====== DATA RECORDS
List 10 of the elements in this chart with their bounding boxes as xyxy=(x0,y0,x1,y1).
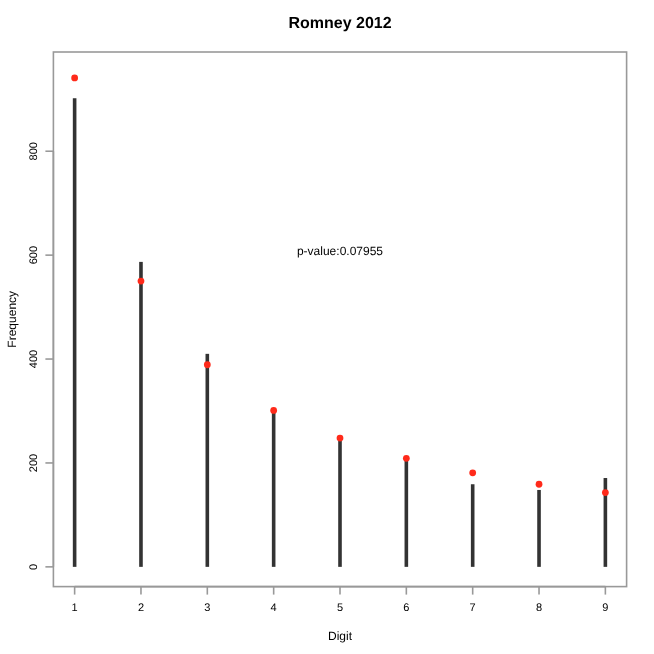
point xyxy=(270,407,278,414)
point xyxy=(137,277,145,285)
point xyxy=(469,469,477,477)
point xyxy=(402,454,410,462)
point xyxy=(601,489,609,496)
point xyxy=(535,480,543,488)
chart-title: Romney 2012 xyxy=(288,14,393,32)
point xyxy=(203,361,211,369)
point xyxy=(71,74,79,82)
point xyxy=(336,434,344,442)
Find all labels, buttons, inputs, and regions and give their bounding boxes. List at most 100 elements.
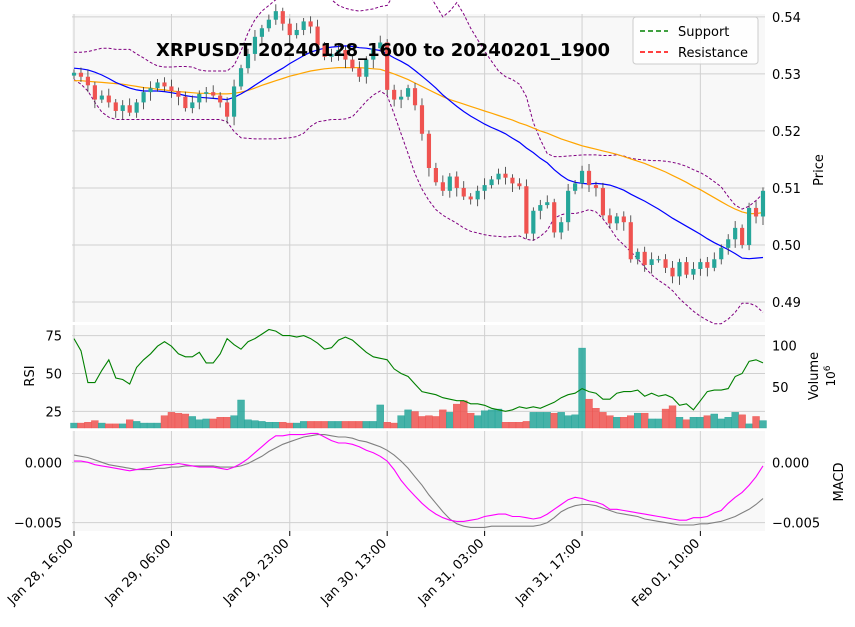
candle-body bbox=[169, 86, 174, 91]
volume-bar bbox=[272, 422, 280, 429]
sma-slow-line bbox=[74, 66, 764, 215]
candle-body bbox=[266, 19, 271, 29]
macd-line bbox=[74, 432, 764, 522]
x-tick-label: Jan 29, 06:00 bbox=[102, 536, 174, 608]
volume-bar bbox=[696, 417, 705, 429]
price-y-label: Price bbox=[812, 154, 827, 186]
candle-body bbox=[204, 92, 209, 94]
volume-bar bbox=[195, 419, 203, 429]
volume-bar bbox=[306, 421, 315, 429]
candle-body bbox=[99, 95, 104, 100]
volume-bar bbox=[508, 422, 517, 429]
volume-bar bbox=[153, 422, 162, 429]
rsi-tick-label: 25 bbox=[45, 405, 62, 420]
candle-body bbox=[238, 68, 244, 87]
candle-body bbox=[106, 95, 111, 103]
x-tick-label: Feb 01, 10:00 bbox=[629, 536, 703, 610]
candle-body bbox=[225, 102, 230, 117]
volume-bar bbox=[125, 419, 134, 429]
volume-bar bbox=[369, 421, 377, 429]
volume-bar bbox=[661, 408, 670, 429]
candle-body bbox=[113, 102, 118, 111]
price-tick-label: 0.50 bbox=[772, 239, 801, 254]
price-candles bbox=[71, 4, 766, 285]
volume-bar bbox=[536, 412, 544, 429]
price-tick-label: 0.53 bbox=[772, 68, 801, 83]
macd-tick-label-left: −0.005 bbox=[14, 517, 62, 532]
volume-bar bbox=[91, 420, 99, 429]
candle-body bbox=[120, 105, 125, 111]
candle-body bbox=[211, 92, 216, 96]
candle-body bbox=[489, 179, 494, 186]
candle-body bbox=[155, 82, 160, 89]
candle-body bbox=[454, 176, 459, 188]
volume-bar bbox=[627, 415, 635, 429]
candle-body bbox=[176, 91, 181, 97]
volume-bar bbox=[480, 410, 489, 429]
candle-body bbox=[231, 86, 237, 117]
volume-bar bbox=[689, 417, 698, 429]
volume-bar bbox=[383, 422, 391, 429]
volume-bar bbox=[397, 415, 405, 429]
volume-bar bbox=[139, 422, 148, 429]
candle-body bbox=[719, 247, 724, 260]
candle-body bbox=[503, 173, 508, 178]
rsi-volume-panel: 25 50 75 50 100 RSI Volume 106 bbox=[23, 325, 838, 429]
candle-body bbox=[642, 251, 647, 265]
volume-bar bbox=[675, 417, 684, 429]
volume-bar bbox=[439, 409, 447, 429]
candle-body bbox=[245, 53, 251, 69]
candle-body bbox=[343, 49, 348, 60]
candle-body bbox=[573, 183, 578, 191]
volume-bar bbox=[613, 417, 621, 429]
candle-body bbox=[419, 105, 425, 134]
volume-bar bbox=[703, 415, 712, 429]
candle-body bbox=[746, 207, 752, 245]
candle-body bbox=[92, 85, 97, 100]
volume-bar bbox=[181, 413, 190, 429]
volume-bar bbox=[432, 416, 440, 429]
volume-bar bbox=[585, 398, 593, 429]
candle-body bbox=[329, 53, 334, 57]
candle-body bbox=[753, 207, 759, 217]
x-axis-ticks: Jan 28, 16:00 Jan 29, 06:00 Jan 29, 23:00 J… bbox=[4, 531, 703, 610]
candle-body bbox=[273, 11, 278, 20]
candle-body bbox=[252, 36, 258, 54]
price-indicator-lines bbox=[73, 0, 764, 325]
volume-bar bbox=[230, 415, 238, 429]
volume-bar bbox=[258, 421, 266, 429]
candle-body bbox=[698, 262, 703, 269]
candle-body bbox=[733, 227, 738, 240]
x-tick-label: Jan 28, 16:00 bbox=[4, 536, 76, 608]
volume-bar bbox=[418, 416, 426, 429]
volume-bar bbox=[550, 412, 558, 429]
candle-body bbox=[259, 28, 264, 37]
volume-bar bbox=[529, 412, 538, 429]
candle-body bbox=[531, 210, 536, 234]
volume-bar bbox=[738, 414, 746, 429]
volume-bar bbox=[320, 421, 329, 429]
volume-bar bbox=[724, 417, 732, 429]
x-tick-label: Jan 31, 03:00 bbox=[415, 536, 487, 608]
candle-body bbox=[496, 173, 501, 180]
candle-body bbox=[371, 48, 376, 60]
volume-bar bbox=[654, 418, 663, 429]
macd-signal-line bbox=[73, 434, 764, 528]
volume-bar bbox=[188, 416, 196, 429]
x-tick-label: Jan 31, 17:00 bbox=[512, 536, 584, 608]
rsi-tick-label: 50 bbox=[45, 367, 62, 382]
volume-bar bbox=[355, 421, 364, 429]
candle-body bbox=[670, 267, 675, 277]
rsi-panel-background bbox=[72, 325, 765, 428]
price-tick-label: 0.52 bbox=[772, 125, 801, 140]
volume-bar bbox=[453, 403, 461, 429]
legend-support-label: Support bbox=[678, 25, 729, 40]
candle-body bbox=[294, 29, 299, 36]
candle-body bbox=[712, 259, 717, 268]
candle-body bbox=[538, 205, 543, 211]
candle-body bbox=[482, 185, 487, 191]
macd-panel: −0.005 −0.005 0.000 0.000 MACD bbox=[14, 431, 847, 532]
candle-body bbox=[426, 133, 432, 168]
volume-bar bbox=[160, 415, 169, 429]
volume-bar bbox=[682, 419, 691, 429]
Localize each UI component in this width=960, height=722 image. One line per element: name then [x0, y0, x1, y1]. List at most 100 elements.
============
* [STATED GOAL]
Copy out all of the entries above word for word, omitting the pictures.

* [REPLY TO THE EXERCISE]
List 10 of the elements in this chart with their bounding boxes as xyxy=(x0,y0,x1,y1).
point xyxy=(270,407,278,414)
point xyxy=(137,277,145,285)
point xyxy=(469,469,477,477)
point xyxy=(402,454,410,462)
point xyxy=(601,489,609,496)
point xyxy=(535,480,543,488)
chart-title: Romney 2012 xyxy=(288,14,393,32)
point xyxy=(203,361,211,369)
point xyxy=(71,74,79,82)
point xyxy=(336,434,344,442)
Find all labels, buttons, inputs, and regions and give their bounding boxes. List at most 100 elements.
candle-body bbox=[169, 86, 174, 91]
volume-bar bbox=[272, 422, 280, 429]
sma-slow-line bbox=[74, 66, 764, 215]
candle-body bbox=[266, 19, 271, 29]
macd-line bbox=[74, 432, 764, 522]
x-tick-label: Jan 29, 06:00 bbox=[102, 536, 174, 608]
volume-bar bbox=[696, 417, 705, 429]
price-y-label: Price bbox=[812, 154, 827, 186]
candle-body bbox=[204, 92, 209, 94]
volume-bar bbox=[195, 419, 203, 429]
volume-bar bbox=[306, 421, 315, 429]
candle-body bbox=[99, 95, 104, 100]
volume-bar bbox=[508, 422, 517, 429]
volume-bar bbox=[153, 422, 162, 429]
rsi-tick-label: 25 bbox=[45, 405, 62, 420]
candle-body bbox=[238, 68, 244, 87]
candle-body bbox=[106, 95, 111, 103]
x-tick-label: Feb 01, 10:00 bbox=[629, 536, 703, 610]
candle-body bbox=[225, 102, 230, 117]
volume-bar bbox=[125, 419, 134, 429]
volume-bar bbox=[369, 421, 377, 429]
volume-bar bbox=[661, 408, 670, 429]
candle-body bbox=[113, 102, 118, 111]
price-tick-label: 0.50 bbox=[772, 239, 801, 254]
price-candles bbox=[71, 4, 766, 285]
volume-bar bbox=[536, 412, 544, 429]
price-tick-label: 0.53 bbox=[772, 68, 801, 83]
macd-tick-label-left: −0.005 bbox=[14, 517, 62, 532]
volume-bar bbox=[91, 420, 99, 429]
candle-body bbox=[120, 105, 125, 111]
candle-body bbox=[211, 92, 216, 96]
candle-body bbox=[489, 179, 494, 186]
candle-body bbox=[155, 82, 160, 89]
candle-body bbox=[454, 176, 459, 188]
volume-bar bbox=[627, 415, 635, 429]
candle-body bbox=[176, 91, 181, 97]
volume-bar bbox=[480, 410, 489, 429]
candle-body bbox=[231, 86, 237, 117]
volume-bar bbox=[689, 417, 698, 429]
volume-bar bbox=[383, 422, 391, 429]
volume-bar bbox=[397, 415, 405, 429]
volume-bar bbox=[139, 422, 148, 429]
candle-body bbox=[719, 247, 724, 260]
candle-body bbox=[503, 173, 508, 178]
rsi-volume-panel: 25 50 75 50 100 RSI Volume 106 bbox=[23, 325, 838, 429]
candle-body bbox=[642, 251, 647, 265]
volume-bar bbox=[675, 417, 684, 429]
volume-bar bbox=[439, 409, 447, 429]
candle-body bbox=[245, 53, 251, 69]
candle-body bbox=[343, 49, 348, 60]
candle-body bbox=[573, 183, 578, 191]
volume-bar bbox=[613, 417, 621, 429]
candle-body bbox=[419, 105, 425, 134]
volume-bar bbox=[703, 415, 712, 429]
candle-body bbox=[746, 207, 752, 245]
candle-body bbox=[92, 85, 97, 100]
volume-bar bbox=[181, 413, 190, 429]
volume-bar bbox=[432, 416, 440, 429]
volume-bar bbox=[585, 398, 593, 429]
candle-body bbox=[329, 53, 334, 57]
candle-body bbox=[753, 207, 759, 217]
x-axis-ticks: Jan 28, 16:00 Jan 29, 06:00 Jan 29, 23:00 J… bbox=[4, 531, 703, 610]
candle-body bbox=[273, 11, 278, 20]
candle-body bbox=[252, 36, 258, 54]
price-indicator-lines bbox=[73, 0, 764, 325]
volume-bar bbox=[230, 415, 238, 429]
volume-bar bbox=[258, 421, 266, 429]
candle-body bbox=[698, 262, 703, 269]
candle-body bbox=[733, 227, 738, 240]
x-tick-label: Jan 28, 16:00 bbox=[4, 536, 76, 608]
volume-bar bbox=[418, 416, 426, 429]
volume-bar bbox=[550, 412, 558, 429]
candle-body bbox=[259, 28, 264, 37]
volume-bar bbox=[529, 412, 538, 429]
candle-body bbox=[531, 210, 536, 234]
volume-bar bbox=[738, 414, 746, 429]
volume-bar bbox=[320, 421, 329, 429]
volume-bar bbox=[724, 417, 732, 429]
x-tick-label: Jan 31, 03:00 bbox=[415, 536, 487, 608]
candle-body bbox=[496, 173, 501, 180]
candle-body bbox=[371, 48, 376, 60]
volume-bar bbox=[654, 418, 663, 429]
macd-signal-line bbox=[73, 434, 764, 528]
volume-bar bbox=[188, 416, 196, 429]
x-tick-label: Jan 31, 17:00 bbox=[512, 536, 584, 608]
rsi-tick-label: 50 bbox=[45, 367, 62, 382]
volume-bar bbox=[355, 421, 364, 429]
candle-body bbox=[670, 267, 675, 277]
rsi-panel-background bbox=[72, 325, 765, 428]
price-tick-label: 0.52 bbox=[772, 125, 801, 140]
volume-bar bbox=[453, 403, 461, 429]
legend-support-label: Support bbox=[678, 25, 729, 40]
candle-body bbox=[294, 29, 299, 36]
candle-body bbox=[712, 259, 717, 268]
candle-body bbox=[538, 205, 543, 211]
candle-body bbox=[482, 185, 487, 191]
macd-panel: −0.005 −0.005 0.000 0.000 MACD bbox=[14, 431, 847, 532]
candle-body bbox=[426, 133, 432, 168]
volume-bar bbox=[160, 415, 169, 429]
volume-bar bbox=[682, 419, 691, 429]
Localize each UI component in this width=960, height=722 image. One line per element: name then [x0, y0, x1, y1]. List at most 100 elements.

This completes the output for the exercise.